**Given exercise:** Repeat the records verbatim and leave the pictures out of your copy.

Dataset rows
###

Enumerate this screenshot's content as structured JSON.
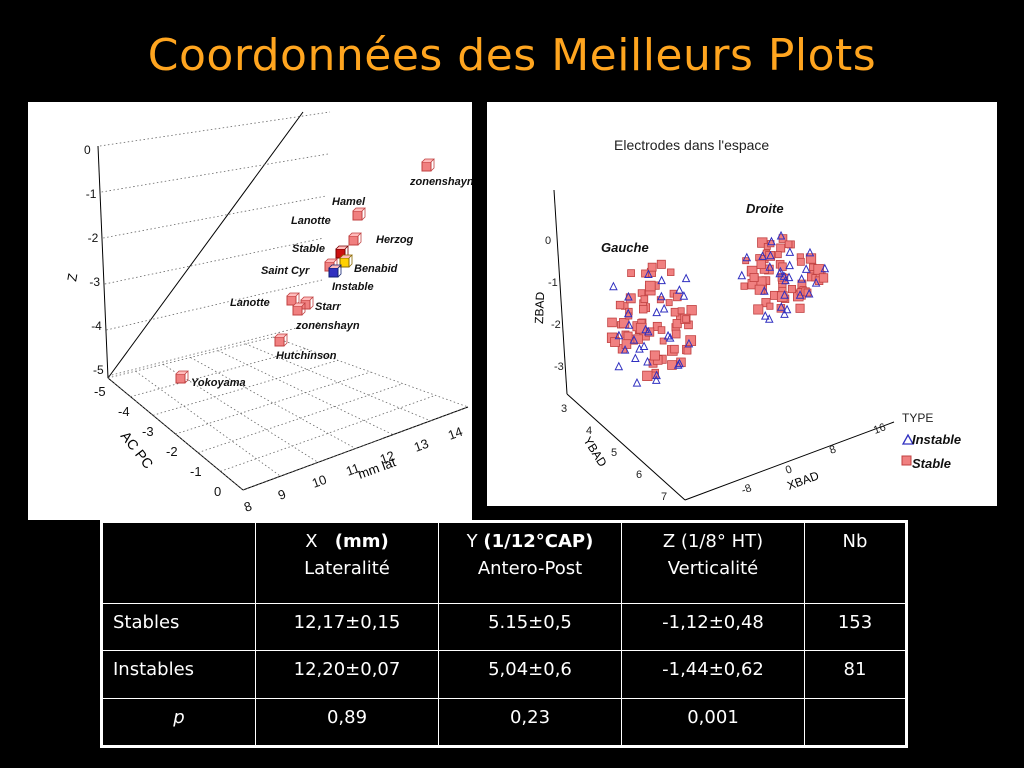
{
  "title": "Coordonnées des Meilleurs Plots",
  "colors": {
    "title": "#ffa51f",
    "stable": "#f08080",
    "instable": "#3030c0",
    "stable_sel": "#cc1010",
    "instable_sel": "#ffd000"
  },
  "chart_data": [
    {
      "type": "scatter",
      "title": "",
      "axes": {
        "z": {
          "label": "Z",
          "ticks": [
            "0",
            "-1",
            "-2",
            "-3",
            "-4",
            "-5"
          ]
        },
        "ac_pc": {
          "label": "AC PC",
          "ticks": [
            "-5",
            "-4",
            "-3",
            "-2",
            "-1",
            "0"
          ]
        },
        "lat": {
          "label": "mm lat",
          "ticks": [
            "8",
            "9",
            "10",
            "11",
            "12",
            "13",
            "14"
          ]
        }
      },
      "grid": true,
      "points": [
        {
          "label": "zonenshayn",
          "type": "stable"
        },
        {
          "label": "Hamel",
          "type": "stable"
        },
        {
          "label": "Lanotte",
          "type": "stable"
        },
        {
          "label": "Herzog",
          "type": "stable"
        },
        {
          "label": "Stable",
          "type": "stable"
        },
        {
          "label": "Benabid",
          "type": "stable"
        },
        {
          "label": "Saint Cyr",
          "type": "stable"
        },
        {
          "label": "Instable",
          "type": "instable"
        },
        {
          "label": "Lanotte",
          "type": "stable"
        },
        {
          "label": "Starr",
          "type": "stable"
        },
        {
          "label": "zonenshayn",
          "type": "stable"
        },
        {
          "label": "Hutchinson",
          "type": "stable"
        },
        {
          "label": "Yokoyama",
          "type": "stable"
        }
      ]
    },
    {
      "type": "scatter",
      "title": "Electrodes dans l'espace",
      "axes": {
        "zbad": {
          "label": "ZBAD",
          "ticks": [
            "0",
            "-1",
            "-2",
            "-3"
          ]
        },
        "ybad": {
          "label": "YBAD",
          "ticks": [
            "3",
            "4",
            "5",
            "6",
            "7"
          ]
        },
        "xbad": {
          "label": "XBAD",
          "ticks": [
            "-8",
            "0",
            "8",
            "16"
          ]
        }
      },
      "groups": [
        {
          "label": "Gauche"
        },
        {
          "label": "Droite"
        }
      ],
      "legend": {
        "title": "TYPE",
        "placement": "right",
        "entries": [
          "Instable",
          "Stable"
        ]
      }
    }
  ],
  "table": {
    "headers": [
      {
        "line1_a": "X",
        "line1_b": "(mm)",
        "line2": "Lateralité"
      },
      {
        "line1_a": "Y",
        "line1_b": "(1/12°CAP)",
        "line2": "Antero-Post"
      },
      {
        "line1_a": "Z (1/8° HT)",
        "line1_b": "",
        "line2": "Verticalité"
      },
      {
        "line1_a": "Nb",
        "line1_b": "",
        "line2": ""
      }
    ],
    "rows": [
      {
        "label": "Stables",
        "x": "12,17±0,15",
        "y": "5.15±0,5",
        "z": "-1,12±0,48",
        "nb": "153"
      },
      {
        "label": "Instables",
        "x": "12,20±0,07",
        "y": "5,04±0,6",
        "z": "-1,44±0,62",
        "nb": "81"
      },
      {
        "label": "p",
        "x": "0,89",
        "y": "0,23",
        "z": "0,001",
        "nb": ""
      }
    ]
  }
}
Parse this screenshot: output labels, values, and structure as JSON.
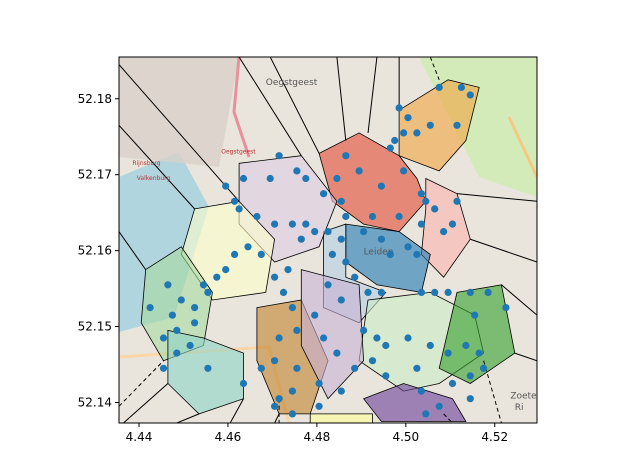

###

**Task answer:**
Enumerate this screenshot's content as structured JSON.
{
  "title": "Coordonnées des Meilleurs Plots",
  "colors": {
    "title": "#ffa51f",
    "stable": "#f08080",
    "instable": "#3030c0",
    "stable_sel": "#cc1010",
    "instable_sel": "#ffd000"
  },
  "chart_data": [
    {
      "type": "scatter",
      "title": "",
      "axes": {
        "z": {
          "label": "Z",
          "ticks": [
            "0",
            "-1",
            "-2",
            "-3",
            "-4",
            "-5"
          ]
        },
        "ac_pc": {
          "label": "AC PC",
          "ticks": [
            "-5",
            "-4",
            "-3",
            "-2",
            "-1",
            "0"
          ]
        },
        "lat": {
          "label": "mm lat",
          "ticks": [
            "8",
            "9",
            "10",
            "11",
            "12",
            "13",
            "14"
          ]
        }
      },
      "grid": true,
      "points": [
        {
          "label": "zonenshayn",
          "type": "stable"
        },
        {
          "label": "Hamel",
          "type": "stable"
        },
        {
          "label": "Lanotte",
          "type": "stable"
        },
        {
          "label": "Herzog",
          "type": "stable"
        },
        {
          "label": "Stable",
          "type": "stable"
        },
        {
          "label": "Benabid",
          "type": "stable"
        },
        {
          "label": "Saint Cyr",
          "type": "stable"
        },
        {
          "label": "Instable",
          "type": "instable"
        },
        {
          "label": "Lanotte",
          "type": "stable"
        },
        {
          "label": "Starr",
          "type": "stable"
        },
        {
          "label": "zonenshayn",
          "type": "stable"
        },
        {
          "label": "Hutchinson",
          "type": "stable"
        },
        {
          "label": "Yokoyama",
          "type": "stable"
        }
      ]
    },
    {
      "type": "scatter",
      "title": "Electrodes dans l'espace",
      "axes": {
        "zbad": {
          "label": "ZBAD",
          "ticks": [
            "0",
            "-1",
            "-2",
            "-3"
          ]
        },
        "ybad": {
          "label": "YBAD",
          "ticks": [
            "3",
            "4",
            "5",
            "6",
            "7"
          ]
        },
        "xbad": {
          "label": "XBAD",
          "ticks": [
            "-8",
            "0",
            "8",
            "16"
          ]
        }
      },
      "groups": [
        {
          "label": "Gauche"
        },
        {
          "label": "Droite"
        }
      ],
      "legend": {
        "title": "TYPE",
        "placement": "right",
        "entries": [
          "Instable",
          "Stable"
        ]
      }
    }
  ],
  "table": {
    "headers": [
      {
        "line1_a": "X",
        "line1_b": "(mm)",
        "line2": "Lateralité"
      },
      {
        "line1_a": "Y",
        "line1_b": "(1/12°CAP)",
        "line2": "Antero-Post"
      },
      {
        "line1_a": "Z (1/8° HT)",
        "line1_b": "",
        "line2": "Verticalité"
      },
      {
        "line1_a": "Nb",
        "line1_b": "",
        "line2": ""
      }
    ],
    "rows": [
      {
        "label": "Stables",
        "x": "12,17±0,15",
        "y": "5.15±0,5",
        "z": "-1,12±0,48",
        "nb": "153"
      },
      {
        "label": "Instables",
        "x": "12,20±0,07",
        "y": "5,04±0,6",
        "z": "-1,44±0,62",
        "nb": "81"
      },
      {
        "label": "p",
        "x": "0,89",
        "y": "0,23",
        "z": "0,001",
        "nb": ""
      }
    ]
  }
}
Parse this screenshot: output labels, values, and structure as JSON.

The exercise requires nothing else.